[Start of Source data]

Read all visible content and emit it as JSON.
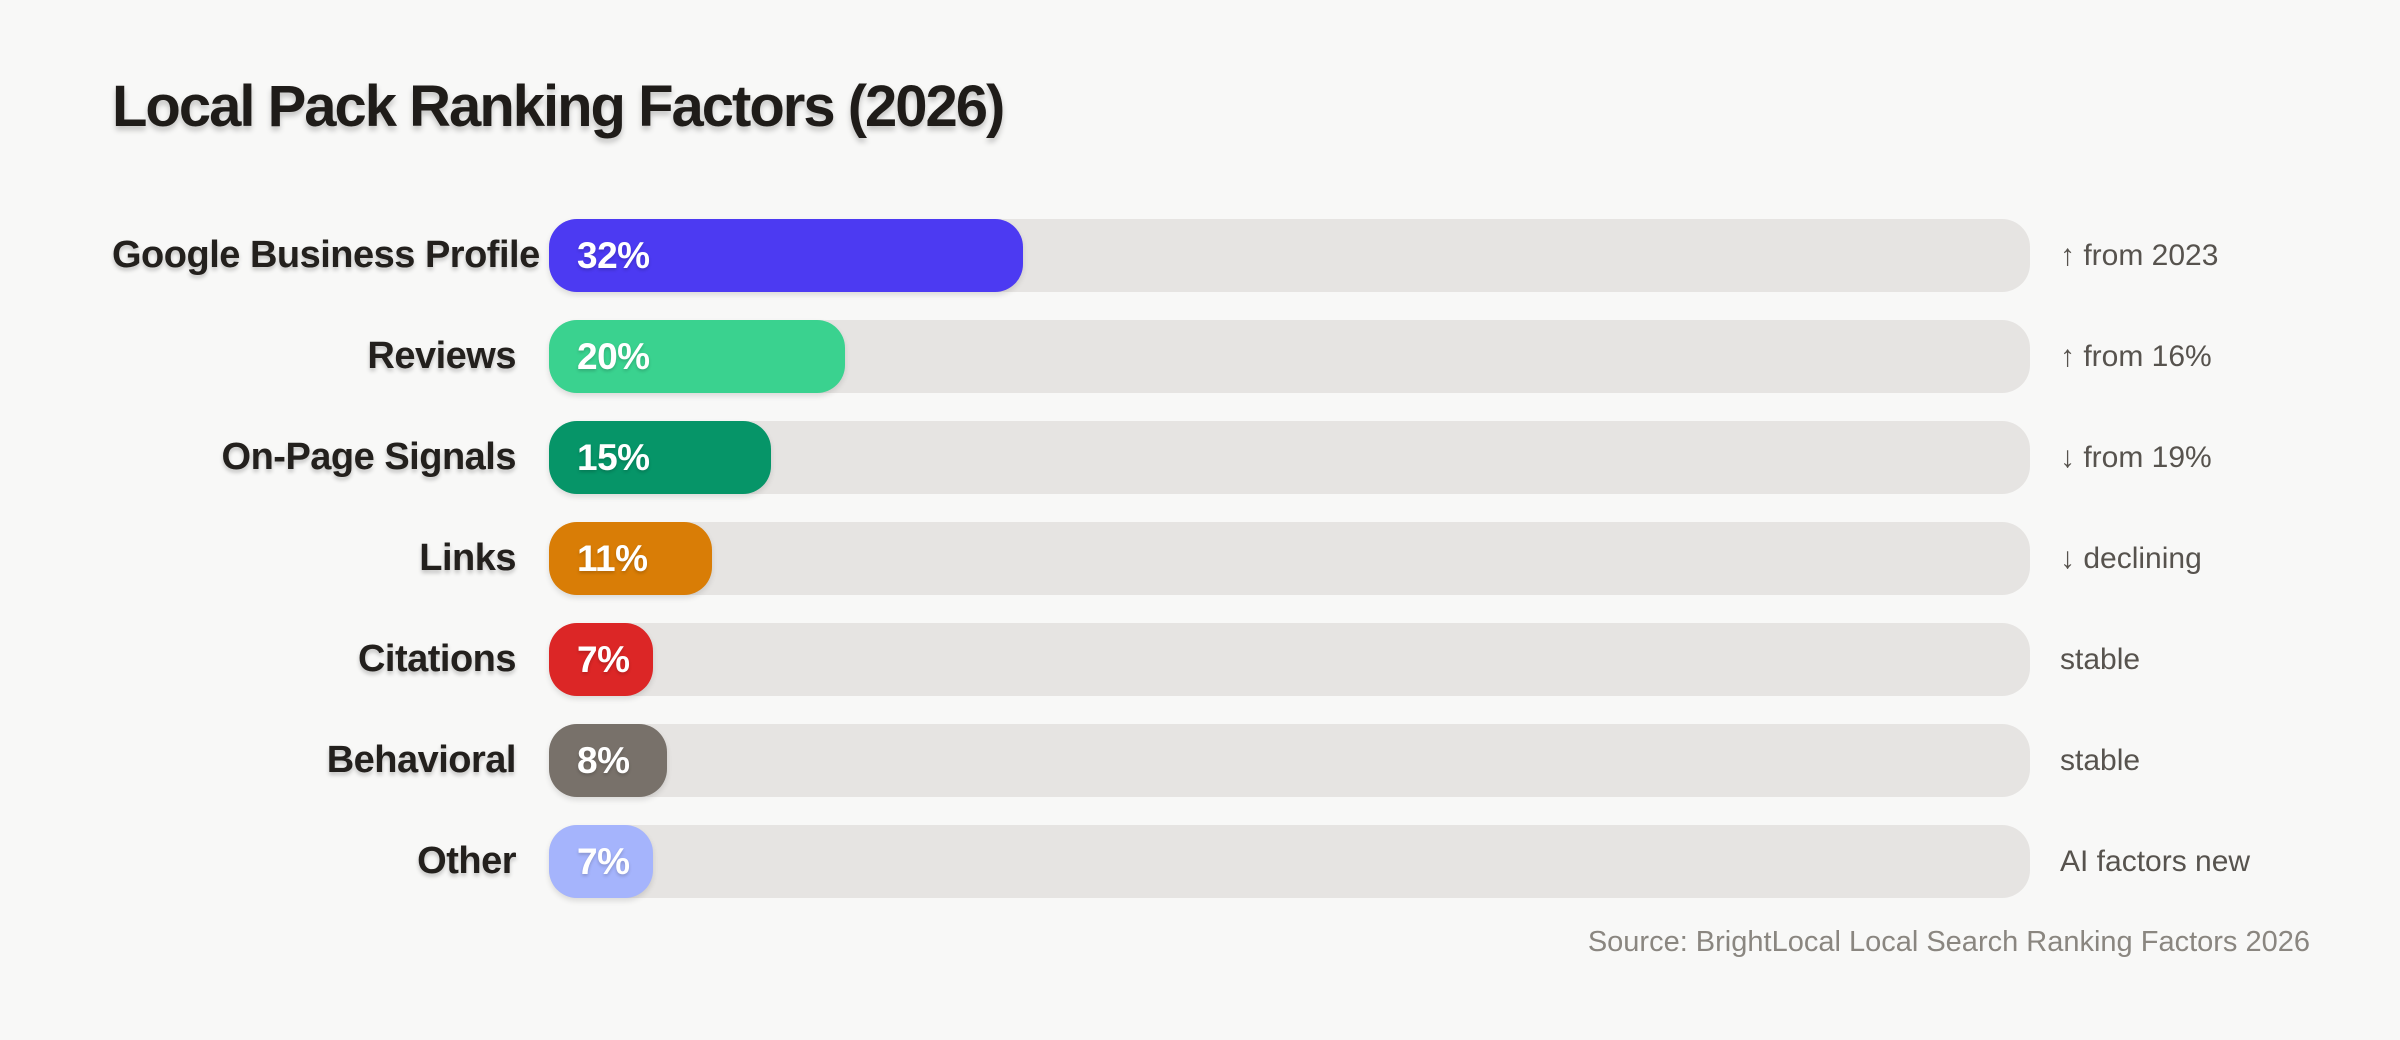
{
  "title": "Local Pack Ranking Factors (2026)",
  "source": "Source: BrightLocal Local Search Ranking Factors 2026",
  "colors": {
    "page_background": "#f8f8f7",
    "track_background": "#e6e4e2",
    "title_text": "#1f1c19",
    "label_text": "#23201d",
    "note_text": "#57534e",
    "source_text": "#8a8680",
    "bar_value_text": "#ffffff"
  },
  "chart_data": {
    "type": "bar",
    "orientation": "horizontal",
    "title": "Local Pack Ranking Factors (2026)",
    "categories": [
      "Google Business Profile",
      "Reviews",
      "On-Page Signals",
      "Links",
      "Citations",
      "Behavioral",
      "Other"
    ],
    "values": [
      32,
      20,
      15,
      11,
      7,
      8,
      7
    ],
    "value_labels": [
      "32%",
      "20%",
      "15%",
      "11%",
      "7%",
      "8%",
      "7%"
    ],
    "bar_colors": [
      "#4c3af2",
      "#3ad28f",
      "#069568",
      "#d97d06",
      "#dc2626",
      "#78716a",
      "#a5b4fc"
    ],
    "annotations": [
      "↑ from 2023",
      "↑ from 16%",
      "↓ from 19%",
      "↓ declining",
      "stable",
      "stable",
      "AI factors new"
    ],
    "xlabel": "",
    "ylabel": "",
    "xlim": [
      0,
      100
    ],
    "grid": false,
    "legend": "none",
    "source": "Source: BrightLocal Local Search Ranking Factors 2026"
  }
}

[End of Source data]

Task to carry out:
Leave the pictures out and reproduce all of the records exactly.

Answer for the task:
Read all visible content and emit it as JSON.
{
  "title": "Local Pack Ranking Factors (2026)",
  "source": "Source: BrightLocal Local Search Ranking Factors 2026",
  "colors": {
    "page_background": "#f8f8f7",
    "track_background": "#e6e4e2",
    "title_text": "#1f1c19",
    "label_text": "#23201d",
    "note_text": "#57534e",
    "source_text": "#8a8680",
    "bar_value_text": "#ffffff"
  },
  "chart_data": {
    "type": "bar",
    "orientation": "horizontal",
    "title": "Local Pack Ranking Factors (2026)",
    "categories": [
      "Google Business Profile",
      "Reviews",
      "On-Page Signals",
      "Links",
      "Citations",
      "Behavioral",
      "Other"
    ],
    "values": [
      32,
      20,
      15,
      11,
      7,
      8,
      7
    ],
    "value_labels": [
      "32%",
      "20%",
      "15%",
      "11%",
      "7%",
      "8%",
      "7%"
    ],
    "bar_colors": [
      "#4c3af2",
      "#3ad28f",
      "#069568",
      "#d97d06",
      "#dc2626",
      "#78716a",
      "#a5b4fc"
    ],
    "annotations": [
      "↑ from 2023",
      "↑ from 16%",
      "↓ from 19%",
      "↓ declining",
      "stable",
      "stable",
      "AI factors new"
    ],
    "xlabel": "",
    "ylabel": "",
    "xlim": [
      0,
      100
    ],
    "grid": false,
    "legend": "none",
    "source": "Source: BrightLocal Local Search Ranking Factors 2026"
  }
}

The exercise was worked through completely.